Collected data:
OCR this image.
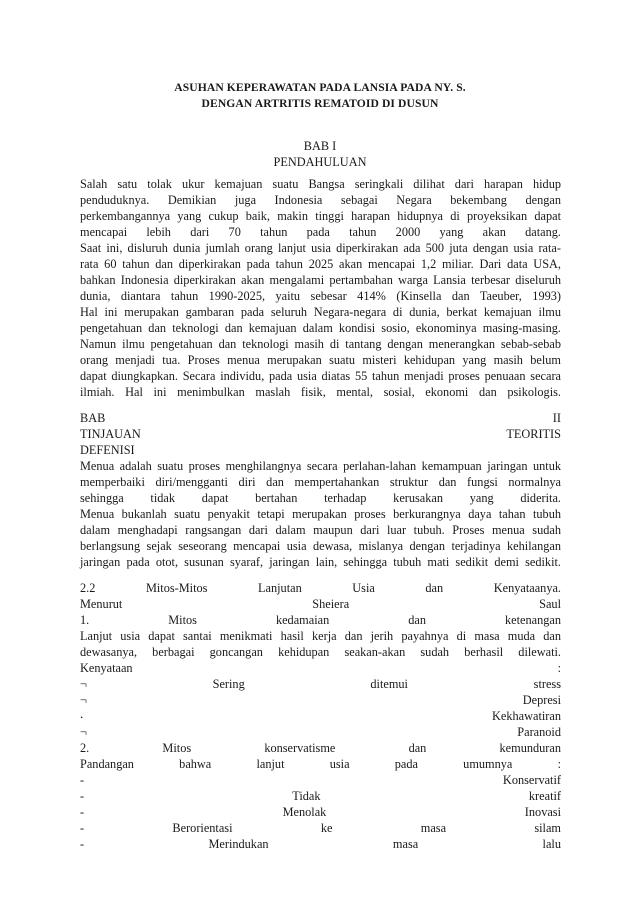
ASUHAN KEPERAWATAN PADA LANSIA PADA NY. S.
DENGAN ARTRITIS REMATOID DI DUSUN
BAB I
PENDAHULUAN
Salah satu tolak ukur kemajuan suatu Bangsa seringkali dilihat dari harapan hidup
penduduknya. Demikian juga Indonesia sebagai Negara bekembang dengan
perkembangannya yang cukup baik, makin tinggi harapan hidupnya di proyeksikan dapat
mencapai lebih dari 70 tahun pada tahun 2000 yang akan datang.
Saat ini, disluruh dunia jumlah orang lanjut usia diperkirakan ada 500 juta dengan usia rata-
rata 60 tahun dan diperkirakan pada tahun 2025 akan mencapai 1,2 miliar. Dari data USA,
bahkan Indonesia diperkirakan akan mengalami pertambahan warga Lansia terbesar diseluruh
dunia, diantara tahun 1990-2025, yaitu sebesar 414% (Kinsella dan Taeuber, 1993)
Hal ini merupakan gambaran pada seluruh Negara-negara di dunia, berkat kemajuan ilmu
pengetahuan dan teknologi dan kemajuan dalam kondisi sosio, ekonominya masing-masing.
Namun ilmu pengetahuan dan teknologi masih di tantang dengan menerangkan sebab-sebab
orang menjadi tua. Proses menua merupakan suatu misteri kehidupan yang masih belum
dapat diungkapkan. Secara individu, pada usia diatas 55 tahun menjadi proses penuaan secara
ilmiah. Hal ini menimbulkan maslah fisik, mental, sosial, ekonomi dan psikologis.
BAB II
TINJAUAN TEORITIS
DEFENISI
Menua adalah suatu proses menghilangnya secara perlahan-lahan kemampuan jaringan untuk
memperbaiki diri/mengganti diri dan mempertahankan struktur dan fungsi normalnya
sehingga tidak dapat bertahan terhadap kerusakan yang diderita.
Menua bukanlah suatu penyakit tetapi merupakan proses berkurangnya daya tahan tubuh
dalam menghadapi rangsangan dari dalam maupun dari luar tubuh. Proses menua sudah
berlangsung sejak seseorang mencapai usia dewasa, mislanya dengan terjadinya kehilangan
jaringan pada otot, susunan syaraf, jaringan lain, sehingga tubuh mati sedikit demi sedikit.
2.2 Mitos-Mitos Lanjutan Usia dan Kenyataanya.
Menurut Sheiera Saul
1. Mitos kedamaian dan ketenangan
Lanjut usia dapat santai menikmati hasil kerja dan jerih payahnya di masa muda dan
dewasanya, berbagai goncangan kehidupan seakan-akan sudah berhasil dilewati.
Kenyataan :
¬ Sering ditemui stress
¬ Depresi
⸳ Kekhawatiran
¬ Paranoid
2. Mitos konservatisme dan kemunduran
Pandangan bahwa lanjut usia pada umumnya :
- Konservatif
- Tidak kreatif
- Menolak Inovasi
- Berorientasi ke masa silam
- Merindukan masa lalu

→ **Task goal**: Give the material again exactly as it is, but keep the pictures out.

→ **Solution for this problem**:
OCR this image.
ASUHAN KEPERAWATAN PADA LANSIA PADA NY. S.
DENGAN ARTRITIS REMATOID DI DUSUN
BAB I
PENDAHULUAN
Salah satu tolak ukur kemajuan suatu Bangsa seringkali dilihat dari harapan hidup
penduduknya. Demikian juga Indonesia sebagai Negara bekembang dengan
perkembangannya yang cukup baik, makin tinggi harapan hidupnya di proyeksikan dapat
mencapai lebih dari 70 tahun pada tahun 2000 yang akan datang.
Saat ini, disluruh dunia jumlah orang lanjut usia diperkirakan ada 500 juta dengan usia rata-
rata 60 tahun dan diperkirakan pada tahun 2025 akan mencapai 1,2 miliar. Dari data USA,
bahkan Indonesia diperkirakan akan mengalami pertambahan warga Lansia terbesar diseluruh
dunia, diantara tahun 1990-2025, yaitu sebesar 414% (Kinsella dan Taeuber, 1993)
Hal ini merupakan gambaran pada seluruh Negara-negara di dunia, berkat kemajuan ilmu
pengetahuan dan teknologi dan kemajuan dalam kondisi sosio, ekonominya masing-masing.
Namun ilmu pengetahuan dan teknologi masih di tantang dengan menerangkan sebab-sebab
orang menjadi tua. Proses menua merupakan suatu misteri kehidupan yang masih belum
dapat diungkapkan. Secara individu, pada usia diatas 55 tahun menjadi proses penuaan secara
ilmiah. Hal ini menimbulkan maslah fisik, mental, sosial, ekonomi dan psikologis.
BAB II
TINJAUAN TEORITIS
DEFENISI
Menua adalah suatu proses menghilangnya secara perlahan-lahan kemampuan jaringan untuk
memperbaiki diri/mengganti diri dan mempertahankan struktur dan fungsi normalnya
sehingga tidak dapat bertahan terhadap kerusakan yang diderita.
Menua bukanlah suatu penyakit tetapi merupakan proses berkurangnya daya tahan tubuh
dalam menghadapi rangsangan dari dalam maupun dari luar tubuh. Proses menua sudah
berlangsung sejak seseorang mencapai usia dewasa, mislanya dengan terjadinya kehilangan
jaringan pada otot, susunan syaraf, jaringan lain, sehingga tubuh mati sedikit demi sedikit.
2.2 Mitos-Mitos Lanjutan Usia dan Kenyataanya.
Menurut Sheiera Saul
1. Mitos kedamaian dan ketenangan
Lanjut usia dapat santai menikmati hasil kerja dan jerih payahnya di masa muda dan
dewasanya, berbagai goncangan kehidupan seakan-akan sudah berhasil dilewati.
Kenyataan :
¬ Sering ditemui stress
¬ Depresi
⸳ Kekhawatiran
¬ Paranoid
2. Mitos konservatisme dan kemunduran
Pandangan bahwa lanjut usia pada umumnya :
- Konservatif
- Tidak kreatif
- Menolak Inovasi
- Berorientasi ke masa silam
- Merindukan masa lalu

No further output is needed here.